===== EXTRAIT DU TEXTE

Ça, c’est la mise en bouche. C’est après que les choses deviennent vraiment intéressantes. Et cela est principalement dû à la façon dont l’auteure a décidé de construire son roman en donnant la parole à plusieurs personnages. « L’île des souvenirs » est un récit, complètement basé sur les différents protagonistes qui vont intervenir. Par exemple, ce succéderont les points de vue et les actions de Romain l’enquêteur, de Erwann le profiler, de Jessica la psychotraumatologue et de Gabriel le légiste. Chacun constitue une partie du puzzle que le lecteur est lui aussi convié à reconstituer.
De plus, il y a dans « L’île des souvenirs » une thématique que j’aime beaucoup à titre personnel : l’art. On parlera par exemple de « L’île des morts » d’Arnold Böcklin que je suis allée contempler, et du « cauchemar » de Füssli. Je ne sais pas si vous avez déjà expérimenté cela, mais à titre personnel, lorsque je suis très stressée, je visualise dans ma tête un endroit dans lequel je me suis sentie bien, et où j’ai ressenti une sérénité parfaite. Pour moi, il s’agit du pavillon d’or à Kyoto. À chaque fois que je fais apparaître cette image, je me souviens parfaitement de ce que j’ai alors ressenti et je parviens à faire un vide total. Aussi, j’ai trouvé que Chrystel Duchamp avait eu une excellente idée lorsqu’elle fait de même avec le tableau, « l’île des morts » pour l’un de ses personnages. « Fermant les paupières, elle amorça son évasion psychique. Dissocier l’enveloppe corporelle de l’esprit. En quelques secondes, elle atteignit son objectif. (…) Le tableau l’absorba puis la recracha dans la barque en son centre. »

==========
===== MATÉRIEL FOURNI

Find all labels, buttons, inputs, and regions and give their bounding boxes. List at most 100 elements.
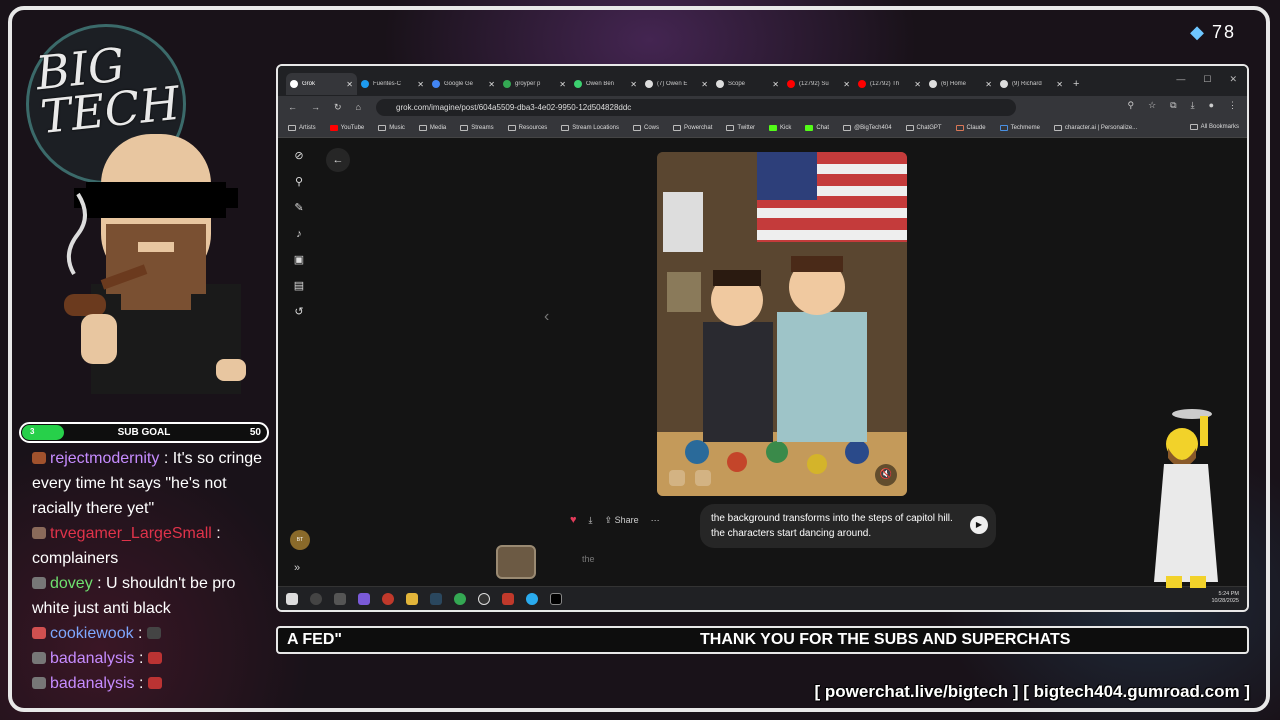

==========

- CONSIGNE
Recopiez intégralement, sans y changer un seul mot, l'extrait consacré au roman « L'île des souvenirs ». Le matériel n'intervient pas dans cet exercice.

- RÉPONSE ATTENDUE
Ça, c’est la mise en bouche. C’est après que les choses deviennent vraiment intéressantes. Et cela est principalement dû à la façon dont l’auteure a décidé de construire son roman en donnant la parole à plusieurs personnages. « L’île des souvenirs » est un récit, complètement basé sur les différents protagonistes qui vont intervenir. Par exemple, ce succéderont les points de vue et les actions de Romain l’enquêteur, de Erwann le profiler, de Jessica la psychotraumatologue et de Gabriel le légiste. Chacun constitue une partie du puzzle que le lecteur est lui aussi convié à reconstituer.
De plus, il y a dans « L’île des souvenirs » une thématique que j’aime beaucoup à titre personnel : l’art. On parlera par exemple de « L’île des morts » d’Arnold Böcklin que je suis allée contempler, et du « cauchemar » de Füssli. Je ne sais pas si vous avez déjà expérimenté cela, mais à titre personnel, lorsque je suis très stressée, je visualise dans ma tête un endroit dans lequel je me suis sentie bien, et où j’ai ressenti une sérénité parfaite. Pour moi, il s’agit du pavillon d’or à Kyoto. À chaque fois que je fais apparaître cette image, je me souviens parfaitement de ce que j’ai alors ressenti et je parviens à faire un vide total. Aussi, j’ai trouvé que Chrystel Duchamp avait eu une excellente idée lorsqu’elle fait de même avec le tableau, « l’île des morts » pour l’un de ses personnages. « Fermant les paupières, elle amorça son évasion psychique. Dissocier l’enveloppe corporelle de l’esprit. En quelques secondes, elle atteignit son objectif. (…) Le tableau l’absorba puis la recracha dans la barque en son centre. »